TASK REQUIREMENTS | Pick out every line holding the string "THETA" and copy it.

Figure dataset records
╭──
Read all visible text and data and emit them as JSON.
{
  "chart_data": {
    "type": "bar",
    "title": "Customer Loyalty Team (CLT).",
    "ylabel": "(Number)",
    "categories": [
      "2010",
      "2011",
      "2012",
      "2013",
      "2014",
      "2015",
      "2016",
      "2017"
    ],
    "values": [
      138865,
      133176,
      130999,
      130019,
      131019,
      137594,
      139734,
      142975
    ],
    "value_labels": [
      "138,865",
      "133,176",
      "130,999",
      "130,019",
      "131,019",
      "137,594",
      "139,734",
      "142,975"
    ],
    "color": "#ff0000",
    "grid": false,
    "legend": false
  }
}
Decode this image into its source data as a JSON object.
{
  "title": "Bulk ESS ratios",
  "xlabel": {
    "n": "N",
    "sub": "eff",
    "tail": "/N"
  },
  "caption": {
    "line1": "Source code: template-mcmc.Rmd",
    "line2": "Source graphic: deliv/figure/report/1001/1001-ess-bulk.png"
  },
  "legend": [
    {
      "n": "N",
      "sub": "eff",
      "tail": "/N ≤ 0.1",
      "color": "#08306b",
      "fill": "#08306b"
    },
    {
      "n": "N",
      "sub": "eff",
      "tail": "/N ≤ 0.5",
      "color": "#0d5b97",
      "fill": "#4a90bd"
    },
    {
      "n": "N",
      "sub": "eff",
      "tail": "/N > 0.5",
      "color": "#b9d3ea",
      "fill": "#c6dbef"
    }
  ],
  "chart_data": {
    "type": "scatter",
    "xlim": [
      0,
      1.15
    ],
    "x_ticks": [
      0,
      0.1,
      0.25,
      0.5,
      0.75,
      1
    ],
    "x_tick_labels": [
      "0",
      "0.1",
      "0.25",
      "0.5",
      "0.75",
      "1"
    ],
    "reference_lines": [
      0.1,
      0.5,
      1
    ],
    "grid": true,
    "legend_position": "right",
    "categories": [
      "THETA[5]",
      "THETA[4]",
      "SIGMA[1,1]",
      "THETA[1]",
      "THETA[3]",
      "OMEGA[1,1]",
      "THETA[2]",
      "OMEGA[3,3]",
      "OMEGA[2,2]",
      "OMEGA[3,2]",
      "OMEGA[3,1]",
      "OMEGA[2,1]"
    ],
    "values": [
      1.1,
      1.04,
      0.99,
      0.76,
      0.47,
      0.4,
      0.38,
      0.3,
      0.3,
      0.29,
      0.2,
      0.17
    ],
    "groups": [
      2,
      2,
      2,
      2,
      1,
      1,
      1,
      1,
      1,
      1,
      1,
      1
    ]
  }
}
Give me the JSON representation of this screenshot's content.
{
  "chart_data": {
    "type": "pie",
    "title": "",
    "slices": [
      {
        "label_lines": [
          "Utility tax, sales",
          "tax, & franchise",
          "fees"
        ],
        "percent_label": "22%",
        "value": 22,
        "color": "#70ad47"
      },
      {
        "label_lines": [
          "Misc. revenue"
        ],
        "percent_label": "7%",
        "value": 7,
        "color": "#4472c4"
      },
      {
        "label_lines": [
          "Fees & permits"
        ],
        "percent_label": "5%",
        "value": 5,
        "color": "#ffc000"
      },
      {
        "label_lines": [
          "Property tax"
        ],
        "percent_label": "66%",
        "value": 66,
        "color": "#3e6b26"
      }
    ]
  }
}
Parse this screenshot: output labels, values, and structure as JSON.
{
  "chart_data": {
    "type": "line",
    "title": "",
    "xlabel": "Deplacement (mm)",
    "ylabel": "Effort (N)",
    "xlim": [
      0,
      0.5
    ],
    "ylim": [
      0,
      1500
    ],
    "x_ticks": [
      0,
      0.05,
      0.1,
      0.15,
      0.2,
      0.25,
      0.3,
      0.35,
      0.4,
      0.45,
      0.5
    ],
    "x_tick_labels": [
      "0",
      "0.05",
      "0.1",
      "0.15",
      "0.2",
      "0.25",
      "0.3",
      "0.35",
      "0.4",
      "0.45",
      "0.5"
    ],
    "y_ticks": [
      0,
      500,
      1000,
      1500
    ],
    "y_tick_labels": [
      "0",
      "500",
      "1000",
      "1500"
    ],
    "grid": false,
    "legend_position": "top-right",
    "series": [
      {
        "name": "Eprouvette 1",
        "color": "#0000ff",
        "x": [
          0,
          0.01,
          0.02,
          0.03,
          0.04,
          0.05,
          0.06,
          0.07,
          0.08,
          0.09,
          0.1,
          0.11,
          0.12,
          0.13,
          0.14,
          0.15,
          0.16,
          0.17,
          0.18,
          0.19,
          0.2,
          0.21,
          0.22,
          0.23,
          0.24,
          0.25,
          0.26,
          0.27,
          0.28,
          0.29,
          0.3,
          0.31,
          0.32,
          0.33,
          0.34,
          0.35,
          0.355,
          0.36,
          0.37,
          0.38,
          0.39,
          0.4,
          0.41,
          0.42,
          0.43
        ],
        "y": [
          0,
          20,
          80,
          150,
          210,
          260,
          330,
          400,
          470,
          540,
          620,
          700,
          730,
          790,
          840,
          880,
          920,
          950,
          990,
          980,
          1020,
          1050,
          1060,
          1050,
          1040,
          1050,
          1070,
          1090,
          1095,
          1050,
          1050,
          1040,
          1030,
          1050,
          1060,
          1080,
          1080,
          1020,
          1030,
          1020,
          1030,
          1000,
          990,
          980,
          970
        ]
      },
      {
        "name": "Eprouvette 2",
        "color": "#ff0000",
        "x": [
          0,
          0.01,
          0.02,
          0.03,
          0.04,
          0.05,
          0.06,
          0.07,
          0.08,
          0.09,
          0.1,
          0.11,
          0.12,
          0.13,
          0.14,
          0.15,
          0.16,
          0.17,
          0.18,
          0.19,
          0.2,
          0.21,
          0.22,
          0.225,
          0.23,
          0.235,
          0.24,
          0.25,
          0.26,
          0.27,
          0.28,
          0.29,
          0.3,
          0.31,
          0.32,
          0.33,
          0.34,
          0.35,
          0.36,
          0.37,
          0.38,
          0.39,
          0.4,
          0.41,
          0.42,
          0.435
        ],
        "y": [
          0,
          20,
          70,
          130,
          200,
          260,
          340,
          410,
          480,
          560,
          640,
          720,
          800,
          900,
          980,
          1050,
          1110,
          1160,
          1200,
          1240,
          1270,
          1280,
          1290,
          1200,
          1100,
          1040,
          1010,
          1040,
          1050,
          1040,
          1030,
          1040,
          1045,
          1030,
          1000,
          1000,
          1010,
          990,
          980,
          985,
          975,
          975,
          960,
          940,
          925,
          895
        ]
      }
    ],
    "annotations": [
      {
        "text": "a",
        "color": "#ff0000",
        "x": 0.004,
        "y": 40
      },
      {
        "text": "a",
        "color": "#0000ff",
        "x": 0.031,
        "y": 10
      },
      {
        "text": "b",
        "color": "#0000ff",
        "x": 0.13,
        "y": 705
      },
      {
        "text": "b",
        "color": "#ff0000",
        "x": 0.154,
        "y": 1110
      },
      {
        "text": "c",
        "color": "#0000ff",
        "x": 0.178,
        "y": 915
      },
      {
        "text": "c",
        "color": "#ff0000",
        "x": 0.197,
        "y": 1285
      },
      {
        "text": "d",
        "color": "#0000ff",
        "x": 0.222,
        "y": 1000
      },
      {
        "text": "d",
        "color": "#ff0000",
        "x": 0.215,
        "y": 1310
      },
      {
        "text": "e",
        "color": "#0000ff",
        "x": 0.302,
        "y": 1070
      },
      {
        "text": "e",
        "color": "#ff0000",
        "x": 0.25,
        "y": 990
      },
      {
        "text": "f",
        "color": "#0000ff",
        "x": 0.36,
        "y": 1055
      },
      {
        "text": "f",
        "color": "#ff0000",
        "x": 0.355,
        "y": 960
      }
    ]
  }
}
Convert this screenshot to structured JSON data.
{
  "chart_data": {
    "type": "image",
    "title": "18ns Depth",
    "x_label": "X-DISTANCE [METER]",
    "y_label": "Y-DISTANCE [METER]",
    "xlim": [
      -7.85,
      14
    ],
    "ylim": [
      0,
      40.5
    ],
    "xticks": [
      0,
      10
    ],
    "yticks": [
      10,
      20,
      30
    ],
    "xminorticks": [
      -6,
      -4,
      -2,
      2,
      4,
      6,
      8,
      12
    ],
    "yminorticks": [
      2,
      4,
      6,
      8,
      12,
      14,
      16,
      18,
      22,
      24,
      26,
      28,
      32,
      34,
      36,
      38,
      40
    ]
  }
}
╰──
SOLUTION FOR THIS EXERCISE |
      "THETA[5]",
      "THETA[4]",
      "THETA[1]",
      "THETA[3]",
      "THETA[2]",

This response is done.